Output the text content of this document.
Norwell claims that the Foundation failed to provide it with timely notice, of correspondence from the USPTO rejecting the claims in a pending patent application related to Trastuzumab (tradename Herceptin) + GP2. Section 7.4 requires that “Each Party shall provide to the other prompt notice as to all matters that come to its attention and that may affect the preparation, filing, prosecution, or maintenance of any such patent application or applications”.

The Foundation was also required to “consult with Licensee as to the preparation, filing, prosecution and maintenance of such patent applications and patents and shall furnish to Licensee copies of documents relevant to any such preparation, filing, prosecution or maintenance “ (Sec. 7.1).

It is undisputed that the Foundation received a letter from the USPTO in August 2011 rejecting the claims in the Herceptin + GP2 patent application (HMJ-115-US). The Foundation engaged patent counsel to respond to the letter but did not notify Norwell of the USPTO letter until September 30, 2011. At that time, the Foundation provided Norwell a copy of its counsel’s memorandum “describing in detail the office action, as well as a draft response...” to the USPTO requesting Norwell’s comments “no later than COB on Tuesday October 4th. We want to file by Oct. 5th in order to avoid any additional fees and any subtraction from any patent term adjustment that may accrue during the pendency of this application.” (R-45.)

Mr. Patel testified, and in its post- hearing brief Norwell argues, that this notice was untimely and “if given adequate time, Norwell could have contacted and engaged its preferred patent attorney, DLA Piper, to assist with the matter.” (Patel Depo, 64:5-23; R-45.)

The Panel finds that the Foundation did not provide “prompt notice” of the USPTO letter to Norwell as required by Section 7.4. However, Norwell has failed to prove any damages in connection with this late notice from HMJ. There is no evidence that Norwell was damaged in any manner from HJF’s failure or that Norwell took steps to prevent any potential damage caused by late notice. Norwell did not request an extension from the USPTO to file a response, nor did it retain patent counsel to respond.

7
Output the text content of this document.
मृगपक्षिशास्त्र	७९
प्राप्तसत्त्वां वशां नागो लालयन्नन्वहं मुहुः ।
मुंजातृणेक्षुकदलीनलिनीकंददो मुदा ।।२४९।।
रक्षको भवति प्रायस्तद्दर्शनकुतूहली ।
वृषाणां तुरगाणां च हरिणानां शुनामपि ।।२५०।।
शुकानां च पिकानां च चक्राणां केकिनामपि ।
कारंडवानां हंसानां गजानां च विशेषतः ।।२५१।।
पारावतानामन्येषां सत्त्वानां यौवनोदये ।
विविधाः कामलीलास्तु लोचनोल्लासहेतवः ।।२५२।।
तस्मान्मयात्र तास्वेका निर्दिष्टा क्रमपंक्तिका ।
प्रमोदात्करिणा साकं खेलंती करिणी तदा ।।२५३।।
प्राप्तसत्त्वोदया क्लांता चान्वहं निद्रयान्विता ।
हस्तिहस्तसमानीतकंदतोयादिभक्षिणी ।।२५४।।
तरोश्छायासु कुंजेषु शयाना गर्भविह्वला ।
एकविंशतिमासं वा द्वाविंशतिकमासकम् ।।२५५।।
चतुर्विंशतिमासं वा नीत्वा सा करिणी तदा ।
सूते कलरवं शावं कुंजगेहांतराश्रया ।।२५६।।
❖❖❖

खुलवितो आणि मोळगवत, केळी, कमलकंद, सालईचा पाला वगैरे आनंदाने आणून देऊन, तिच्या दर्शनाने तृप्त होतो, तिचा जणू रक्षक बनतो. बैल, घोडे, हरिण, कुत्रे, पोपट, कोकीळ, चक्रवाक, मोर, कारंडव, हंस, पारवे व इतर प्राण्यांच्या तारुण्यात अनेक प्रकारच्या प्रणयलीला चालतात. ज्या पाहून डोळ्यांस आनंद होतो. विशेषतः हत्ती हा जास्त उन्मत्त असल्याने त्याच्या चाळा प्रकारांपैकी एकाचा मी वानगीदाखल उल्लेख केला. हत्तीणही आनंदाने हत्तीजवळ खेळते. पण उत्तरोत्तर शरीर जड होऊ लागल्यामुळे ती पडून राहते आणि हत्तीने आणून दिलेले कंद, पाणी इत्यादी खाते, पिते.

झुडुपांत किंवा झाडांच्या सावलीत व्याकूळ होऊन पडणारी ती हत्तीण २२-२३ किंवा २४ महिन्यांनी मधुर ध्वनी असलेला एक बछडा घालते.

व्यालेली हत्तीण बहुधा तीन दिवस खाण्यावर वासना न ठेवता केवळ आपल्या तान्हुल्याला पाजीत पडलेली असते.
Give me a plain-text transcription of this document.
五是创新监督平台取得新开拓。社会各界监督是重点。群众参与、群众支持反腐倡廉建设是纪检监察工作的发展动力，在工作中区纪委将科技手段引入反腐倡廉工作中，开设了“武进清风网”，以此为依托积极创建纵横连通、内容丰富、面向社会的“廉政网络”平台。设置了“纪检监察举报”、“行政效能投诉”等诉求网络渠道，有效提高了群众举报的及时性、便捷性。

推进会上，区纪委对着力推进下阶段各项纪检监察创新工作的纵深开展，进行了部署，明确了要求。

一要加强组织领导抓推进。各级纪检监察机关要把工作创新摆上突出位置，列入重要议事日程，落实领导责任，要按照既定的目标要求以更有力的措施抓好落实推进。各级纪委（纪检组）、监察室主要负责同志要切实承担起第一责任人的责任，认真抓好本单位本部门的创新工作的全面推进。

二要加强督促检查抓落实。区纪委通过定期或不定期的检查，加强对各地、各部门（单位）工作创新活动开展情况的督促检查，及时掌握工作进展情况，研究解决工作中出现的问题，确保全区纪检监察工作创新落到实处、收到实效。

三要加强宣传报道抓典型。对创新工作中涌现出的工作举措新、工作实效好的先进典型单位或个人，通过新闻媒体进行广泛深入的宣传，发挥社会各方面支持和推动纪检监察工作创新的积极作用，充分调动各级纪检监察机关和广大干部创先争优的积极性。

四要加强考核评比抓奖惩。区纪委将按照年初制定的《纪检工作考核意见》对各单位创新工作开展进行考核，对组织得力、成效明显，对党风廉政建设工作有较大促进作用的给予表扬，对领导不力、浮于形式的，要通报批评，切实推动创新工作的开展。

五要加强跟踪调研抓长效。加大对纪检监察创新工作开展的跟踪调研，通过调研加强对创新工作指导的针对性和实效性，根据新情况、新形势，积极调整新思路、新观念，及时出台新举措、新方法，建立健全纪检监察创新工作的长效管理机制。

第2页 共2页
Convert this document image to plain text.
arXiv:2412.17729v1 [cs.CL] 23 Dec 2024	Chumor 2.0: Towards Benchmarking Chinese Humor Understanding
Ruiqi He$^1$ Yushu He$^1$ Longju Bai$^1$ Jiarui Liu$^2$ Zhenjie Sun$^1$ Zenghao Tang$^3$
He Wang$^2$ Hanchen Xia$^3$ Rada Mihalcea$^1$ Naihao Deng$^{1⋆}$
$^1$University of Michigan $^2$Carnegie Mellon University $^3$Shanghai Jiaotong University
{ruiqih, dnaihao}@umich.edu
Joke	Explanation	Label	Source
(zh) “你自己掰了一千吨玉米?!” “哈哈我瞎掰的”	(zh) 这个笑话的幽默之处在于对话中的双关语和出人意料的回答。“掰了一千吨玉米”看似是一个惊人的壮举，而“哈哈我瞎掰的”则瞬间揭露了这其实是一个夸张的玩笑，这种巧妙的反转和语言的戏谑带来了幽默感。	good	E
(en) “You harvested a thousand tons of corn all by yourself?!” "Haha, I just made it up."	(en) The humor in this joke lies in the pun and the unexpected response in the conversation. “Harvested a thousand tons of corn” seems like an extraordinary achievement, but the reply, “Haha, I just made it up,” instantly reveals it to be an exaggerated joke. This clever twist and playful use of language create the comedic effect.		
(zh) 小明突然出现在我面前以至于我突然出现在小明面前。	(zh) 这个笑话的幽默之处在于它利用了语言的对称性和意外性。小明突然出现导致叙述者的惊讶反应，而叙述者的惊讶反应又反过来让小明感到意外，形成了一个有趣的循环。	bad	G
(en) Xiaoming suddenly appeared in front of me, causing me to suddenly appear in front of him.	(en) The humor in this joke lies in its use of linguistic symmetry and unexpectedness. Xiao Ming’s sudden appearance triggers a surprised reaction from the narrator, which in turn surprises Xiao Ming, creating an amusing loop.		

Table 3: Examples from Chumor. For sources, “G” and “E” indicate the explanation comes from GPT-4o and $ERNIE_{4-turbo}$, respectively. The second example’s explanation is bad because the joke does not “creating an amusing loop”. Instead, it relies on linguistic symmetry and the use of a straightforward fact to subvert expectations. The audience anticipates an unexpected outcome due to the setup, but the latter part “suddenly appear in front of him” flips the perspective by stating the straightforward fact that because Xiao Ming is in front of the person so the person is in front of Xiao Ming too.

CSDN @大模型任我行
————
In the records above, collect each line with "text".

* _Answer to this exercise_
Output the text content of this document.
Output the text content of this document.
Give me a plain-text transcription of this document.
Convert this document image to plain text.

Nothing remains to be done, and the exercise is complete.